▶ **TASK DESCRIPTION**: For every line in the data below that contains "Products", copy the line.
....
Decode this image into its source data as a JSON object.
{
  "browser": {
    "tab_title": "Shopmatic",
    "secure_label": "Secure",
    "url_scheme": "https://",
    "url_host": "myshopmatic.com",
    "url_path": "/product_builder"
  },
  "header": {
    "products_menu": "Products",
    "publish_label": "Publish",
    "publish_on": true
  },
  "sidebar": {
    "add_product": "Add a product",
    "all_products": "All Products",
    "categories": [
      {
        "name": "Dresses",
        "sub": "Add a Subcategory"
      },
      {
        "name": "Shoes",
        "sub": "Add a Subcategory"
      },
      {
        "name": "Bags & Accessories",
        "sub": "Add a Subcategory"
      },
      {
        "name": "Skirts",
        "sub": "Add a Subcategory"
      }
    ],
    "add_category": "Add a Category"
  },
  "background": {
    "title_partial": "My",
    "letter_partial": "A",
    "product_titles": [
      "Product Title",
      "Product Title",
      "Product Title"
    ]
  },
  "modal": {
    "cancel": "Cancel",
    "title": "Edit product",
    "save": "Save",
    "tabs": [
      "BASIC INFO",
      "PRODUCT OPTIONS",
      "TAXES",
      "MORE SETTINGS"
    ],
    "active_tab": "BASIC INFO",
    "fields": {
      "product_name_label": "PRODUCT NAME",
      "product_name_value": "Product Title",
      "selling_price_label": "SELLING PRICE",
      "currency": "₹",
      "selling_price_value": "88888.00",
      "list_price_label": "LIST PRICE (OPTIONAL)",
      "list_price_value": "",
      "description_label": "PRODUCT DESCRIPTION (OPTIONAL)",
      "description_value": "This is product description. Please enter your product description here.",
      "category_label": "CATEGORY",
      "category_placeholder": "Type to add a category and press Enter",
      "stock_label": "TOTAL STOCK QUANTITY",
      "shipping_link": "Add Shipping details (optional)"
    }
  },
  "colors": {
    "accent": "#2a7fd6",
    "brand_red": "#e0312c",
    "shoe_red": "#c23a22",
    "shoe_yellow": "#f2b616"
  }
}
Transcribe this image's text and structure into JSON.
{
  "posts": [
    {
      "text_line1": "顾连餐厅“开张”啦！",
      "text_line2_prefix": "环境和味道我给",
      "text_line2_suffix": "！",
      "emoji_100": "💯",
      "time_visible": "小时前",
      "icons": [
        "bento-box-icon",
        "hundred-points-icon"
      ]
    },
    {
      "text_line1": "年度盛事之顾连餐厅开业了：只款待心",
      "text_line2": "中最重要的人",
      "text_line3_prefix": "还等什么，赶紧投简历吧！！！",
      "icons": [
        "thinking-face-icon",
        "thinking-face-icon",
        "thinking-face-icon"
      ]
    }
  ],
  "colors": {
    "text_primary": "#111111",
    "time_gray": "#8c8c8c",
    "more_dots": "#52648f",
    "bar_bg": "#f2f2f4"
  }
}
....
▶ **WRITTEN ANSWER**:
    "products_menu": "Products",
    "all_products": "All Products",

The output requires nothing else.